"""

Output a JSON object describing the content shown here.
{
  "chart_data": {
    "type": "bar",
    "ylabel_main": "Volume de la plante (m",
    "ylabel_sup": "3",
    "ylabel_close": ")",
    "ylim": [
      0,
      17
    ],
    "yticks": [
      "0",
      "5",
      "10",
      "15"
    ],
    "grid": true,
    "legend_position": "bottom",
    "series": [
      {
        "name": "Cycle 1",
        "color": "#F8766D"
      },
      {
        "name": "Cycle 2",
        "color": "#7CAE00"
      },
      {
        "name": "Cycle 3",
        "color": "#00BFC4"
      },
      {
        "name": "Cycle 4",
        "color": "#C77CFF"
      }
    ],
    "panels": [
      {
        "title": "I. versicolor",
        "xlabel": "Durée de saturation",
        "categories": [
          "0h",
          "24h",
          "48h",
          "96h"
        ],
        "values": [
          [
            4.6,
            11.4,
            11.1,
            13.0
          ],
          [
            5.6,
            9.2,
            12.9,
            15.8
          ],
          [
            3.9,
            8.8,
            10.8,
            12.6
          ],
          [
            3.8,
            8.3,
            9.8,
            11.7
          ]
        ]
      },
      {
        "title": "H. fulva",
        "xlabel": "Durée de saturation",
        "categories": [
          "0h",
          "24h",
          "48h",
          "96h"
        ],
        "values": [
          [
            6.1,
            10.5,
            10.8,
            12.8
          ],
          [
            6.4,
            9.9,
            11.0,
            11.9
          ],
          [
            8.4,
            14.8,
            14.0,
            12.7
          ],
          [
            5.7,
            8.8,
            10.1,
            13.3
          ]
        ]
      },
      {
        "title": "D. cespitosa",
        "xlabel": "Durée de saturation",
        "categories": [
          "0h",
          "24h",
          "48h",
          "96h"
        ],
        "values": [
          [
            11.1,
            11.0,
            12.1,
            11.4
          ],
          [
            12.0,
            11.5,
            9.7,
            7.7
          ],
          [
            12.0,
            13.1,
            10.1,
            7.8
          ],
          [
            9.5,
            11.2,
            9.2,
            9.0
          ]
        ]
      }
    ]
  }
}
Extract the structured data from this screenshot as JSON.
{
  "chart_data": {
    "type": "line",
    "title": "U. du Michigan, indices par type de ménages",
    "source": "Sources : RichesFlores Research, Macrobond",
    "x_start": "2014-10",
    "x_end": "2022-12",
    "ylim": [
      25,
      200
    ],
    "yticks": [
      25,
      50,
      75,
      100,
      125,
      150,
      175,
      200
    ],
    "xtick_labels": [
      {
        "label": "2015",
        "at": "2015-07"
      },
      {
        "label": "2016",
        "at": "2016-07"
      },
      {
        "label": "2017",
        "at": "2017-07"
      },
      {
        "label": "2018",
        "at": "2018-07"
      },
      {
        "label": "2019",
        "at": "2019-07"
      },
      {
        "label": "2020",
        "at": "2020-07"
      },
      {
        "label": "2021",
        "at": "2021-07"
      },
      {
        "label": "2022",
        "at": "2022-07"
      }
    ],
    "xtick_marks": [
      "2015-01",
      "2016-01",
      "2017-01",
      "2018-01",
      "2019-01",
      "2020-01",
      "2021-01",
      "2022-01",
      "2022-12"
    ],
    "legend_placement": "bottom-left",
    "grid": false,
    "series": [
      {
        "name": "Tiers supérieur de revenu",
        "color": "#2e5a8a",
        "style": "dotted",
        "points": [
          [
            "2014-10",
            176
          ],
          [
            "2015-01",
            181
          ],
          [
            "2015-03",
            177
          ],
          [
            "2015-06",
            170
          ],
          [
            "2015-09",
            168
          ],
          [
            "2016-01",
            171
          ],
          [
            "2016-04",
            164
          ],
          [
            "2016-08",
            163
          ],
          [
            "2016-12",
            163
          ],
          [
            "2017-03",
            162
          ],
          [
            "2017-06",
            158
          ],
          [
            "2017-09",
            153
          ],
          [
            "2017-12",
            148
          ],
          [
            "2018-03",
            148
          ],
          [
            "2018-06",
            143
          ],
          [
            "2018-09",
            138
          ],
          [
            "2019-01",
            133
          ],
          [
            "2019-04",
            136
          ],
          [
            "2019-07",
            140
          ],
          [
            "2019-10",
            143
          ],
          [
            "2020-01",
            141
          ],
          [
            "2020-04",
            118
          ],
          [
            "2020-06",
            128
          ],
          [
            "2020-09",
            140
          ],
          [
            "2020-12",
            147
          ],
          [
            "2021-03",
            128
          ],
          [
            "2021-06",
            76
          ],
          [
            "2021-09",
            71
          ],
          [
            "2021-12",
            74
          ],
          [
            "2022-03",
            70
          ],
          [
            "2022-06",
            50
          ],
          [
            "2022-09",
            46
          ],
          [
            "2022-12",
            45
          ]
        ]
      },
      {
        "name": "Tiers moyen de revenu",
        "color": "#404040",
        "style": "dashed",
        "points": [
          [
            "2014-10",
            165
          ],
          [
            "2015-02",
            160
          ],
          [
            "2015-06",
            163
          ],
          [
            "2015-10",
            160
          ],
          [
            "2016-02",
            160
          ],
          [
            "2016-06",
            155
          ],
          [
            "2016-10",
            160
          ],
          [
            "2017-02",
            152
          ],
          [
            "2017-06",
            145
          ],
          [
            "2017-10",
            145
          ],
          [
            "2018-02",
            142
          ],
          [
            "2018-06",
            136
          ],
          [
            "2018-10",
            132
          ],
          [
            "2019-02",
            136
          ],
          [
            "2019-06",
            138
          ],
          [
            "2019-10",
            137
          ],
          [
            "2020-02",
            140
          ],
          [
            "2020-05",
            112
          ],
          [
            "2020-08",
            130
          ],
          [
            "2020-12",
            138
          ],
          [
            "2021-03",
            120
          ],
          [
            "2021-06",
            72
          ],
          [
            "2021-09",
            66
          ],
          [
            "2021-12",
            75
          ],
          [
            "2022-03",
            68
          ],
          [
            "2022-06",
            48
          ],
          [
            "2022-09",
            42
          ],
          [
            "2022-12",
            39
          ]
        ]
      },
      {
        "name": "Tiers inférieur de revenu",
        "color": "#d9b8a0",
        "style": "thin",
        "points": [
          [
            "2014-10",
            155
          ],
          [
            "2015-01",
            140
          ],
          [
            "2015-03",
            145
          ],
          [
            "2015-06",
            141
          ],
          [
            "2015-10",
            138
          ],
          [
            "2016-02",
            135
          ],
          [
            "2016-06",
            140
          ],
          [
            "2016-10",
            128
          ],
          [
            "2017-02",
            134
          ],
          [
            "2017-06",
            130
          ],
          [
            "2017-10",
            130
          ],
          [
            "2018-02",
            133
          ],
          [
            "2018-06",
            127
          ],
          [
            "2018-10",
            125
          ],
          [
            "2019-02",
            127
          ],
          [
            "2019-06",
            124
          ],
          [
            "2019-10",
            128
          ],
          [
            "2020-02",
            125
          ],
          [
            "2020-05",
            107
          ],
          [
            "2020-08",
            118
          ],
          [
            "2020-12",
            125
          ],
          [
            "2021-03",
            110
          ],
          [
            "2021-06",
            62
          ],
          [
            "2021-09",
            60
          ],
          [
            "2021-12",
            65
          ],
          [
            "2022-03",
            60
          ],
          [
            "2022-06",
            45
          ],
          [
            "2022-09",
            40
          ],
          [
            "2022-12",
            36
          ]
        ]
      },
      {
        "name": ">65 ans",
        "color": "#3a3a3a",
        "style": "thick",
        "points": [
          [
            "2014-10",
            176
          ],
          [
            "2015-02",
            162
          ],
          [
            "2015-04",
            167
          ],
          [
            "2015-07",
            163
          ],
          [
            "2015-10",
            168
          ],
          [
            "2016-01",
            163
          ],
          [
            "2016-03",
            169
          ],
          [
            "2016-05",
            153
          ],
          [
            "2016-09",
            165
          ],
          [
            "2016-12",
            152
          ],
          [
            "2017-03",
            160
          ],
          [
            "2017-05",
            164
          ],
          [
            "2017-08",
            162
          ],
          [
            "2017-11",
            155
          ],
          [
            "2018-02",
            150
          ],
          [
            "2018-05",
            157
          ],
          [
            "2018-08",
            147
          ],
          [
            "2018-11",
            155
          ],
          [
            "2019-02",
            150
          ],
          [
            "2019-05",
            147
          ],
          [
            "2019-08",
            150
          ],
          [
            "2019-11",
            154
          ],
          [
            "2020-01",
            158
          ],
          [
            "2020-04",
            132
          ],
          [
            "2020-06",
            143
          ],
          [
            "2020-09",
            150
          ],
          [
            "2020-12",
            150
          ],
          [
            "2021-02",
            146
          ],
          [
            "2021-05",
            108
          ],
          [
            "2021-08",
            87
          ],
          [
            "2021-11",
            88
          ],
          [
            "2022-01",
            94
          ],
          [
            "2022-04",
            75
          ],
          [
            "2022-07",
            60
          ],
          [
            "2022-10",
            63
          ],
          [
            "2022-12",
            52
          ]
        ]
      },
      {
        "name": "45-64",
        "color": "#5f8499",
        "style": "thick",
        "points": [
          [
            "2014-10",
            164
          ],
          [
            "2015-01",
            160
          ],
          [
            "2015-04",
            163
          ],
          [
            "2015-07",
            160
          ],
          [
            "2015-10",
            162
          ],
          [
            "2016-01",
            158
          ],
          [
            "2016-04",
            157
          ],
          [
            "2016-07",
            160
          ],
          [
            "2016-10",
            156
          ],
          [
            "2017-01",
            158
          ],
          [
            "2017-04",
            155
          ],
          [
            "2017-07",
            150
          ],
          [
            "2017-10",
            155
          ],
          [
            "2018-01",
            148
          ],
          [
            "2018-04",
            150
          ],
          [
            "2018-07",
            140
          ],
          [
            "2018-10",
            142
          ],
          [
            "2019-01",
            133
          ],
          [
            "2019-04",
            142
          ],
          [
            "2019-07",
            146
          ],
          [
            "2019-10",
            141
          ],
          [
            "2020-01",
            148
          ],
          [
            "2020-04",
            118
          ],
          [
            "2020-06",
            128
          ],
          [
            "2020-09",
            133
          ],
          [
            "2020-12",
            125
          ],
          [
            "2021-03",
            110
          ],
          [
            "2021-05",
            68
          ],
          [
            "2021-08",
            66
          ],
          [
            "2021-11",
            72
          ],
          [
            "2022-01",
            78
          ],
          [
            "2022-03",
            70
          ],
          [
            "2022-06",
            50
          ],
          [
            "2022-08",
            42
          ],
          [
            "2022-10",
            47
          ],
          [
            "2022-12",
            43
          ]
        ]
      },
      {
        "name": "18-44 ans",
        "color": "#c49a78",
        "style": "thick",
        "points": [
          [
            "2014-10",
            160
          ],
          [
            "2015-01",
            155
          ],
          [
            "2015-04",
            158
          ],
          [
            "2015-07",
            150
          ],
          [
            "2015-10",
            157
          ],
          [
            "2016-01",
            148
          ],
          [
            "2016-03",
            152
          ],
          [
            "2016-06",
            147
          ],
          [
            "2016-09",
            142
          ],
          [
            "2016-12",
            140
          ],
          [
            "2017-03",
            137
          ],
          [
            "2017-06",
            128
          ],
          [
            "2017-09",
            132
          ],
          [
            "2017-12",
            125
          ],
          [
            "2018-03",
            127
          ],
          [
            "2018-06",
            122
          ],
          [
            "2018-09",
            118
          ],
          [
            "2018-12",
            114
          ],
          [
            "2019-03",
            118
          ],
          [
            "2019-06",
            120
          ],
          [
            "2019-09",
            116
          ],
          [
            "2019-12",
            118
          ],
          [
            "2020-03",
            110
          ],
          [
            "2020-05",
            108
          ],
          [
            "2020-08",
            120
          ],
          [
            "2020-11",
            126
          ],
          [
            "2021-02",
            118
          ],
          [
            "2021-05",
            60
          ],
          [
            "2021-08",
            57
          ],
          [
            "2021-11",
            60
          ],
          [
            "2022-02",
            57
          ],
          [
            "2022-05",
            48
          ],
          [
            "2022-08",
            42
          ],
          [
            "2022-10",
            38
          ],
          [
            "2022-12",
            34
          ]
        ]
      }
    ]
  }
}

"""

:: Task description ::
Look through the entries above; copy each line where the string "bottom" appears.

:: Full answer ::
    "legend_position": "bottom",
    "legend_placement": "bottom-left",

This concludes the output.